_Problem requirements_
Without the pictures, give the entries below again exactly as written.

_Given data_
■ ■ ■ ■
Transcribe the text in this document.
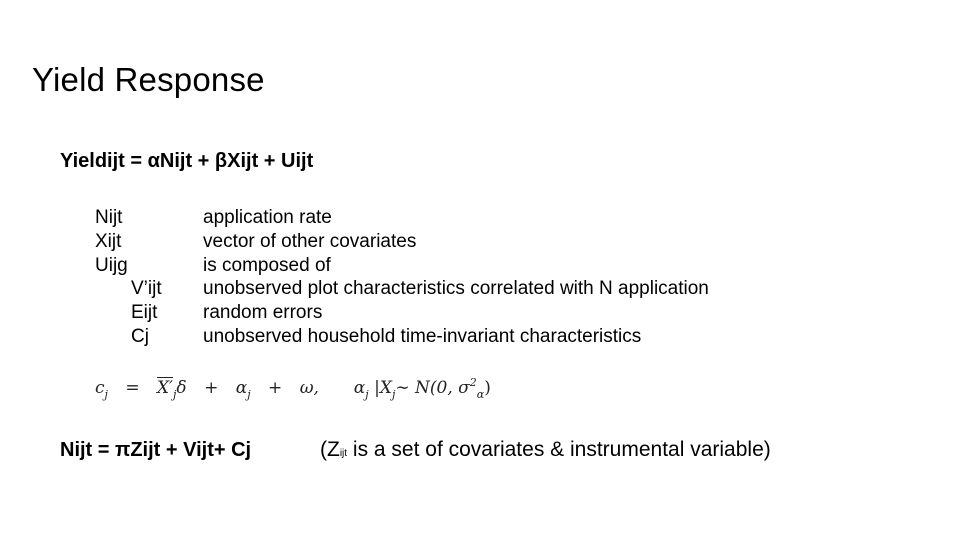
Yield Response
Yieldijt = αNijt + βXijt + Uijt
Nijt	application rate
Xijt	vector of other covariates
Uijg	is composed of
V’ijt unobserved plot characteristics correlated with N application
Eijt random errors
Cj	unobserved household time-invariant characteristics
$c_j = X'_j\delta + \alpha_j + \omega$, $\alpha_j$ $|X_j\sim$ N(0, $\sigma^2_\alpha$)
Nijt = πZijt + Vijt+ Cj	(Zijt is a set of covariates & instrumental variable)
■ ■ ■ ■
_The answer_
Transcribe the text in this document.
Yield Response
Yieldijt = αNijt + βXijt + Uijt
Nijt	application rate
Xijt	vector of other covariates
Uijg	is composed of
V’ijt unobserved plot characteristics correlated with N application
Eijt random errors
Cj	unobserved household time-invariant characteristics
$c_j = X'_j\delta + \alpha_j + \omega$, $\alpha_j$ $|X_j\sim$ N(0, $\sigma^2_\alpha$)
Nijt = πZijt + Vijt+ Cj	(Zijt is a set of covariates & instrumental variable)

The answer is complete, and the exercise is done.